- Written exercise: Take every line from the listing below that includes "should" and copy it.

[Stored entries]
"""

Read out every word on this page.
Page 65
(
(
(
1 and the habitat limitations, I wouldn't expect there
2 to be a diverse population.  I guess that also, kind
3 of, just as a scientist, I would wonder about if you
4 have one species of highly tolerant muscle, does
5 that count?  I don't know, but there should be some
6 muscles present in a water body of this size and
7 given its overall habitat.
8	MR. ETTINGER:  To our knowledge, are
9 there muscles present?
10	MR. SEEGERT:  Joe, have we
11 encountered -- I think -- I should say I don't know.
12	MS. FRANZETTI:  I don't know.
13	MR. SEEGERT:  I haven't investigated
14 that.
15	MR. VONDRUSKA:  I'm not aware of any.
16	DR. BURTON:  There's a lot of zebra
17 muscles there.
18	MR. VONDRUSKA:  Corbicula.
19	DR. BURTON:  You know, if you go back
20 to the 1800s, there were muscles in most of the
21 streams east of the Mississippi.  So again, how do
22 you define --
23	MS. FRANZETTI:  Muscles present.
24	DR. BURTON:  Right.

"""

- Result:
5 that count?  I don't know, but there should be some
11 encountered -- I think -- I should say I don't know.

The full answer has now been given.